╭─ Recorded information
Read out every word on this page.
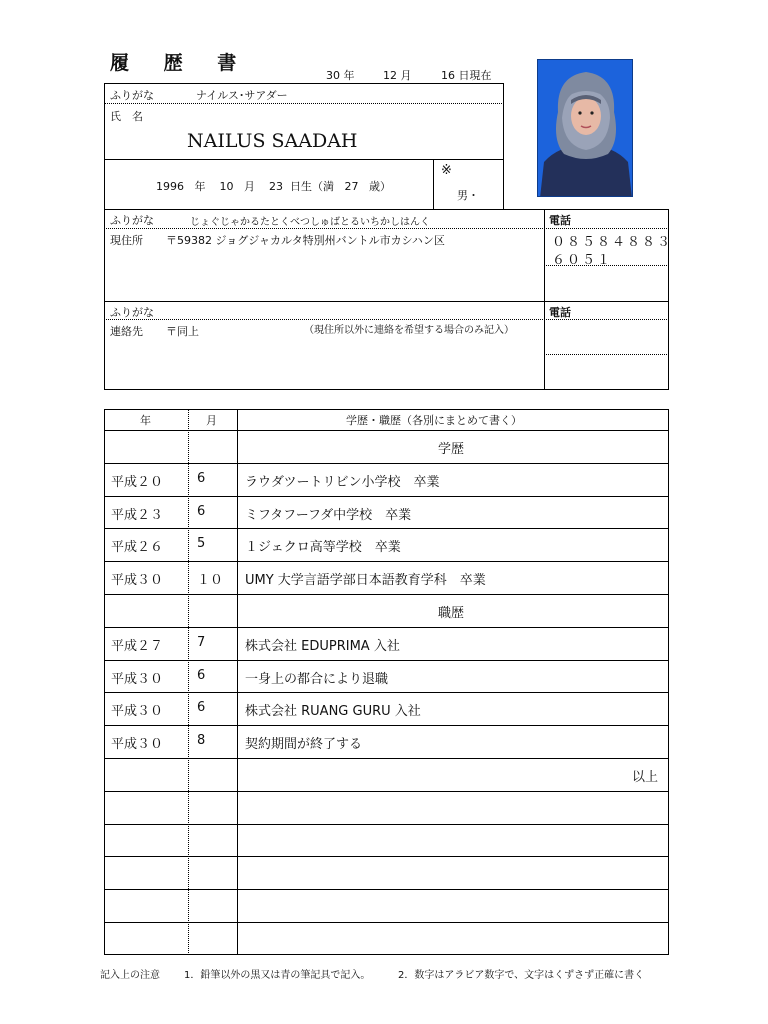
履 歴 書
30 年	12 月	16 日現在
ふりがな	ナイルス･サアダー
氏　名
NAILUS SAADAH
1996 年 10 月 23 日生（満 27 歳）
※
男・
ふりがな	じょぐじゃかるたとくべつしゅばとるいちかしはんく	電話
現住所 〒59382 ジョグジャカルタ特別州バントル市カシハン区	０８５８４８８３
６０５１
ふりがな	電話
連絡先 〒同上	（現住所以外に連絡を希望する場合のみ記入）
年	月	学歴・職歴（各別にまとめて書く）
学歴
平成２０	6	ラウダツートリビン小学校　卒業
平成２３	6	ミフタフーフダ中学校　卒業
平成２６	5	１ジェクロ高等学校　卒業
平成３０	１０ UMY 大学言語学部日本語教育学科　卒業
職歴
平成２７	7	株式会社 EDUPRIMA 入社
平成３０	6	一身上の都合により退職
平成３０	6	株式会社 RUANG GURU 入社
平成３０	8	契約期間が終了する
以上
記入上の注意 1．鉛筆以外の黒又は青の筆記具で記入。	2．数字はアラビア数字で、文字はくずさず正確に書く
╰─
:: Instructions to follow ::
Transcribe the entries above verbatim, omitting their pictures.

:: Written solution ::
Read out every word on this page.
履 歴 書
30 年	12 月	16 日現在
ふりがな	ナイルス･サアダー
氏　名
NAILUS SAADAH
1996 年 10 月 23 日生（満 27 歳）
※
男・
ふりがな	じょぐじゃかるたとくべつしゅばとるいちかしはんく	電話
現住所 〒59382 ジョグジャカルタ特別州バントル市カシハン区	０８５８４８８３
６０５１
ふりがな	電話
連絡先 〒同上	（現住所以外に連絡を希望する場合のみ記入）
年	月	学歴・職歴（各別にまとめて書く）
学歴
平成２０	6	ラウダツートリビン小学校　卒業
平成２３	6	ミフタフーフダ中学校　卒業
平成２６	5	１ジェクロ高等学校　卒業
平成３０	１０ UMY 大学言語学部日本語教育学科　卒業
職歴
平成２７	7	株式会社 EDUPRIMA 入社
平成３０	6	一身上の都合により退職
平成３０	6	株式会社 RUANG GURU 入社
平成３０	8	契約期間が終了する
以上
記入上の注意 1．鉛筆以外の黒又は青の筆記具で記入。	2．数字はアラビア数字で、文字はくずさず正確に書く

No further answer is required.